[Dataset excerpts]
_ _ _ _ _ _ _
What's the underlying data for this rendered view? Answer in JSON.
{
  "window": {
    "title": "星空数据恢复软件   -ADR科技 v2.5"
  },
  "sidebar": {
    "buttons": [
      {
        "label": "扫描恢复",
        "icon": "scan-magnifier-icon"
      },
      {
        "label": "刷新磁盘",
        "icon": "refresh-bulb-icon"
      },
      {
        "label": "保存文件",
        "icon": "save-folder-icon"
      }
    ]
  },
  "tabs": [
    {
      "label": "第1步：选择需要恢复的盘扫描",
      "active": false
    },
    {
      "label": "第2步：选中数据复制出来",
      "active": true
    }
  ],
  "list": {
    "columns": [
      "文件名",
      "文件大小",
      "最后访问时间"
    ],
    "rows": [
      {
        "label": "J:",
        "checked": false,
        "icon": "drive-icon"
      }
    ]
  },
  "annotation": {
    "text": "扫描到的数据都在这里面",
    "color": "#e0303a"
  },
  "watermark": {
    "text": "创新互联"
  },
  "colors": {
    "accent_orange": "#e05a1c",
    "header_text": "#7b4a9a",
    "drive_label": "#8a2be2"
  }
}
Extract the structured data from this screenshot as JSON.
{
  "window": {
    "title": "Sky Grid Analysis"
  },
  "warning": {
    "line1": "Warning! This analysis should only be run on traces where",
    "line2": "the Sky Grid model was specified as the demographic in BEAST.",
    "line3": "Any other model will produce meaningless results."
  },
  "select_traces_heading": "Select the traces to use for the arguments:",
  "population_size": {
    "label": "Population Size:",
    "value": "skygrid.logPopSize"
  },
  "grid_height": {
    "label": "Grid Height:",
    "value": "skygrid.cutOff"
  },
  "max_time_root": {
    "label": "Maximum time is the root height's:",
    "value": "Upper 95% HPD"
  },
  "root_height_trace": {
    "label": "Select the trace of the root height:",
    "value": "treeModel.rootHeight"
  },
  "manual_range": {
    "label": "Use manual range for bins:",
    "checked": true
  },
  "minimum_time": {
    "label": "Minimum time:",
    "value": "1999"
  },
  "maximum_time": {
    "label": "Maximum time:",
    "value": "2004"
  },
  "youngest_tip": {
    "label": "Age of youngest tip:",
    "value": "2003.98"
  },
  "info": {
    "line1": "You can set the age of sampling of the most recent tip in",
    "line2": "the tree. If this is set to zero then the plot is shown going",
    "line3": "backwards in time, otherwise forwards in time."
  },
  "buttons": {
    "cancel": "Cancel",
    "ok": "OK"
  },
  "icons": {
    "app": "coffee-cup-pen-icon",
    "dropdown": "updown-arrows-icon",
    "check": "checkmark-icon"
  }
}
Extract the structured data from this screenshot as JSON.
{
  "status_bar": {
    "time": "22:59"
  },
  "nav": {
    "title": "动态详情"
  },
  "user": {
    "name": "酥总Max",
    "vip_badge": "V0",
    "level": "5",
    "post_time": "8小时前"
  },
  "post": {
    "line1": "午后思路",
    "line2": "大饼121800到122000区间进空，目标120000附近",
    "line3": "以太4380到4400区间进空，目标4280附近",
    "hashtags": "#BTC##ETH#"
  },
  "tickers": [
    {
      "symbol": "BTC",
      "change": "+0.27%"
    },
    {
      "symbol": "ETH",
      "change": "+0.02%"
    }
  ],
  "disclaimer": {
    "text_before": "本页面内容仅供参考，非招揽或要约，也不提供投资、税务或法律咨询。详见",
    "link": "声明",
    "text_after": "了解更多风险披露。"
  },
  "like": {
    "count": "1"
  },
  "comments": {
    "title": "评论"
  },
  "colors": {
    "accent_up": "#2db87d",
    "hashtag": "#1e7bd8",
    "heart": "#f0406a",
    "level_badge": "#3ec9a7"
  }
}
_ _ _ _ _ _ _
▶ EXERCISE AIM
Scan the listing above and copy all lines containing the word "value".

▶ CORRECT ANSWER
    "value": "skygrid.logPopSize"
    "value": "skygrid.cutOff"
    "value": "Upper 95% HPD"
    "value": "treeModel.rootHeight"
    "value": "1999"
    "value": "2004"
    "value": "2003.98"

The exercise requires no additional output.